Aim of the exercise: Write each record again exactly as it stands.

---------- Exercise inputs

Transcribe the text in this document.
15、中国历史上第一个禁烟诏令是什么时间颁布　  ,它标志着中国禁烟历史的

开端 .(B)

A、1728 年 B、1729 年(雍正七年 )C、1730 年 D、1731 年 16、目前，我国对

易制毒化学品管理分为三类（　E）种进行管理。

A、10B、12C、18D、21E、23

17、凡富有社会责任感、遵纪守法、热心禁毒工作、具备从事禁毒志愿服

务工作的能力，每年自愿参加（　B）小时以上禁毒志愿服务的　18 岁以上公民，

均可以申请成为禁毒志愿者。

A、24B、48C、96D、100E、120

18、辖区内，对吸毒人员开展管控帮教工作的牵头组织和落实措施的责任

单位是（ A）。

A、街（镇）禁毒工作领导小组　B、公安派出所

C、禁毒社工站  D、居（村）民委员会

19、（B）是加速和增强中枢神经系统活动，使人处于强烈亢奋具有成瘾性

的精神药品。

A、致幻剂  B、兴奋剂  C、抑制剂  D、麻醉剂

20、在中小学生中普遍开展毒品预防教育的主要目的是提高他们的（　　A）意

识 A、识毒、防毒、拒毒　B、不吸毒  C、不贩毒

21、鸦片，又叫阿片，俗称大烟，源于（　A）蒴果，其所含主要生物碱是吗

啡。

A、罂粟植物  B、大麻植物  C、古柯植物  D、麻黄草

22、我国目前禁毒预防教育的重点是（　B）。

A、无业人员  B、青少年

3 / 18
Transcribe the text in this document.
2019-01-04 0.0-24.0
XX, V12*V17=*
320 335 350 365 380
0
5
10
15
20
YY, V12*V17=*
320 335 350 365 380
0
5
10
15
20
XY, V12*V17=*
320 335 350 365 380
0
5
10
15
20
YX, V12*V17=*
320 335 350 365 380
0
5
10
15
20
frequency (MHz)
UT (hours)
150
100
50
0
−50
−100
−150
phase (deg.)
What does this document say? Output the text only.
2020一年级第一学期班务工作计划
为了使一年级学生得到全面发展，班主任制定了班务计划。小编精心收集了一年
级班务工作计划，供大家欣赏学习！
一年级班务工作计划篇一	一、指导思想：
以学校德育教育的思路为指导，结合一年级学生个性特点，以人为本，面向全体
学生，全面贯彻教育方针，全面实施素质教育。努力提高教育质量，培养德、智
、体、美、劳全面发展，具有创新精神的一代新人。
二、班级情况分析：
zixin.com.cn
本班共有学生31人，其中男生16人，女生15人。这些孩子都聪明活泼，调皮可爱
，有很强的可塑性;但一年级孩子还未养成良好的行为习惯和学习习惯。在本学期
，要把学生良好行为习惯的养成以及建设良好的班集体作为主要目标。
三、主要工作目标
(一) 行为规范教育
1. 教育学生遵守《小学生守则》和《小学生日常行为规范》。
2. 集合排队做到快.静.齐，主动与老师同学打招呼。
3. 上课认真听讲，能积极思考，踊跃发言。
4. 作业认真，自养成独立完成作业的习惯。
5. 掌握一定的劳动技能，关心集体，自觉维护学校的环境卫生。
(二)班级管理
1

--------------------

Response to this exercise:
Transcribe the text in this document.
15、中国历史上第一个禁烟诏令是什么时间颁布　  ,它标志着中国禁烟历史的

开端 .(B)

A、1728 年 B、1729 年(雍正七年 )C、1730 年 D、1731 年 16、目前，我国对

易制毒化学品管理分为三类（　E）种进行管理。

A、10B、12C、18D、21E、23

17、凡富有社会责任感、遵纪守法、热心禁毒工作、具备从事禁毒志愿服

务工作的能力，每年自愿参加（　B）小时以上禁毒志愿服务的　18 岁以上公民，

均可以申请成为禁毒志愿者。

A、24B、48C、96D、100E、120

18、辖区内，对吸毒人员开展管控帮教工作的牵头组织和落实措施的责任

单位是（ A）。

A、街（镇）禁毒工作领导小组　B、公安派出所

C、禁毒社工站  D、居（村）民委员会

19、（B）是加速和增强中枢神经系统活动，使人处于强烈亢奋具有成瘾性

的精神药品。

A、致幻剂  B、兴奋剂  C、抑制剂  D、麻醉剂

20、在中小学生中普遍开展毒品预防教育的主要目的是提高他们的（　　A）意

识 A、识毒、防毒、拒毒　B、不吸毒  C、不贩毒

21、鸦片，又叫阿片，俗称大烟，源于（　A）蒴果，其所含主要生物碱是吗

啡。

A、罂粟植物  B、大麻植物  C、古柯植物  D、麻黄草

22、我国目前禁毒预防教育的重点是（　B）。

A、无业人员  B、青少年

3 / 18
Transcribe the text in this document.
2019-01-04 0.0-24.0
XX, V12*V17=*
320 335 350 365 380
0
5
10
15
20
YY, V12*V17=*
320 335 350 365 380
0
5
10
15
20
XY, V12*V17=*
320 335 350 365 380
0
5
10
15
20
YX, V12*V17=*
320 335 350 365 380
0
5
10
15
20
frequency (MHz)
UT (hours)
150
100
50
0
−50
−100
−150
phase (deg.)
What does this document say? Output the text only.
2020一年级第一学期班务工作计划
为了使一年级学生得到全面发展，班主任制定了班务计划。小编精心收集了一年
级班务工作计划，供大家欣赏学习！
一年级班务工作计划篇一	一、指导思想：
以学校德育教育的思路为指导，结合一年级学生个性特点，以人为本，面向全体
学生，全面贯彻教育方针，全面实施素质教育。努力提高教育质量，培养德、智
、体、美、劳全面发展，具有创新精神的一代新人。
二、班级情况分析：
zixin.com.cn
本班共有学生31人，其中男生16人，女生15人。这些孩子都聪明活泼，调皮可爱
，有很强的可塑性;但一年级孩子还未养成良好的行为习惯和学习习惯。在本学期
，要把学生良好行为习惯的养成以及建设良好的班集体作为主要目标。
三、主要工作目标
(一) 行为规范教育
1. 教育学生遵守《小学生守则》和《小学生日常行为规范》。
2. 集合排队做到快.静.齐，主动与老师同学打招呼。
3. 上课认真听讲，能积极思考，踊跃发言。
4. 作业认真，自养成独立完成作业的习惯。
5. 掌握一定的劳动技能，关心集体，自觉维护学校的环境卫生。
(二)班级管理
1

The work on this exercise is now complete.